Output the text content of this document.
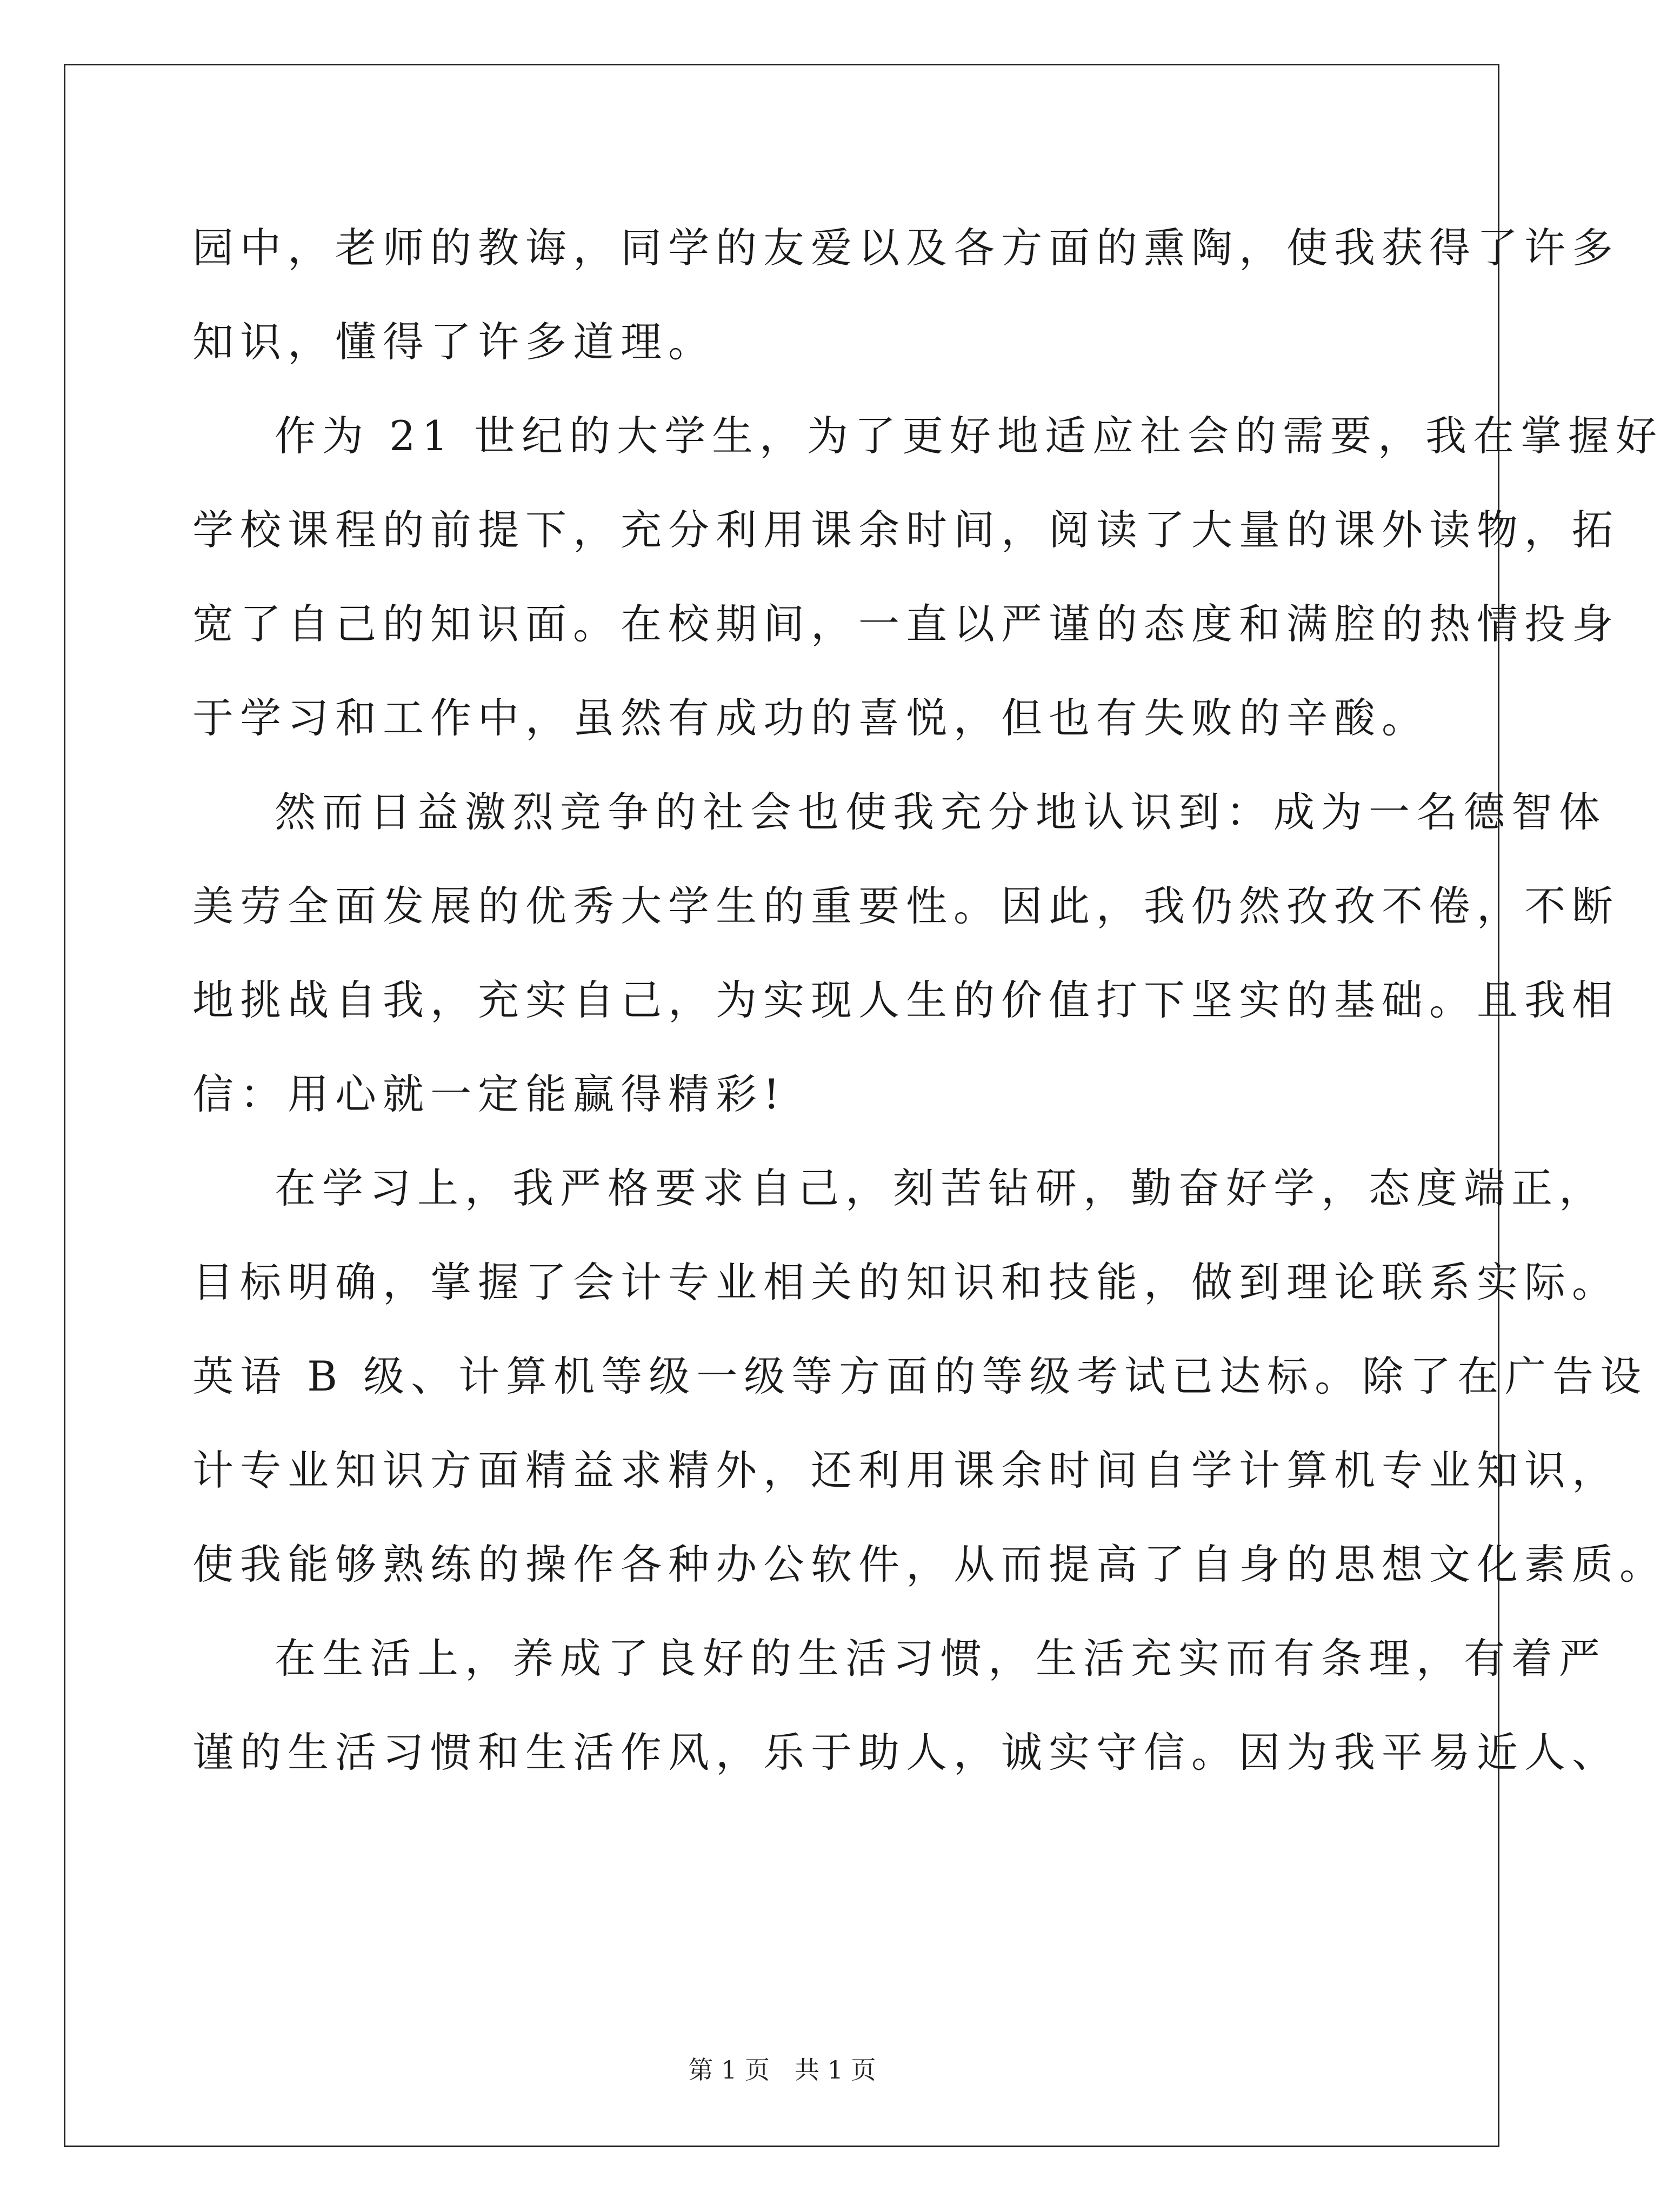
园中，老师的教诲，同学的友爱以及各方面的熏陶，使我获得了许多
知识，懂得了许多道理。
作为 21 世纪的大学生，为了更好地适应社会的需要，我在掌握好
学校课程的前提下，充分利用课余时间，阅读了大量的课外读物，拓
宽了自己的知识面。在校期间，一直以严谨的态度和满腔的热情投身
于学习和工作中，虽然有成功的喜悦，但也有失败的辛酸。
然而日益激烈竞争的社会也使我充分地认识到：成为一名德智体
美劳全面发展的优秀大学生的重要性。因此，我仍然孜孜不倦，不断
地挑战自我，充实自己，为实现人生的价值打下坚实的基础。且我相
信：用心就一定能赢得精彩!
在学习上，我严格要求自己，刻苦钻研，勤奋好学，态度端正，
目标明确，掌握了会计专业相关的知识和技能，做到理论联系实际。
英语 B 级、计算机等级一级等方面的等级考试已达标。除了在广告设
计专业知识方面精益求精外，还利用课余时间自学计算机专业知识，
使我能够熟练的操作各种办公软件，从而提高了自身的思想文化素质。
在生活上，养成了良好的生活习惯，生活充实而有条理，有着严
谨的生活习惯和生活作风，乐于助人，诚实守信。因为我平易近人、
第 1 页　共 1 页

▬▬▬▬▬▬

:: What you have to do ::
Copy the records word for word, leaving no picture in the copy.

:: Task answer ::
Output the text content of this document.
园中，老师的教诲，同学的友爱以及各方面的熏陶，使我获得了许多
知识，懂得了许多道理。
作为 21 世纪的大学生，为了更好地适应社会的需要，我在掌握好
学校课程的前提下，充分利用课余时间，阅读了大量的课外读物，拓
宽了自己的知识面。在校期间，一直以严谨的态度和满腔的热情投身
于学习和工作中，虽然有成功的喜悦，但也有失败的辛酸。
然而日益激烈竞争的社会也使我充分地认识到：成为一名德智体
美劳全面发展的优秀大学生的重要性。因此，我仍然孜孜不倦，不断
地挑战自我，充实自己，为实现人生的价值打下坚实的基础。且我相
信：用心就一定能赢得精彩!
在学习上，我严格要求自己，刻苦钻研，勤奋好学，态度端正，
目标明确，掌握了会计专业相关的知识和技能，做到理论联系实际。
英语 B 级、计算机等级一级等方面的等级考试已达标。除了在广告设
计专业知识方面精益求精外，还利用课余时间自学计算机专业知识，
使我能够熟练的操作各种办公软件，从而提高了自身的思想文化素质。
在生活上，养成了良好的生活习惯，生活充实而有条理，有着严
谨的生活习惯和生活作风，乐于助人，诚实守信。因为我平易近人、
第 1 页　共 1 页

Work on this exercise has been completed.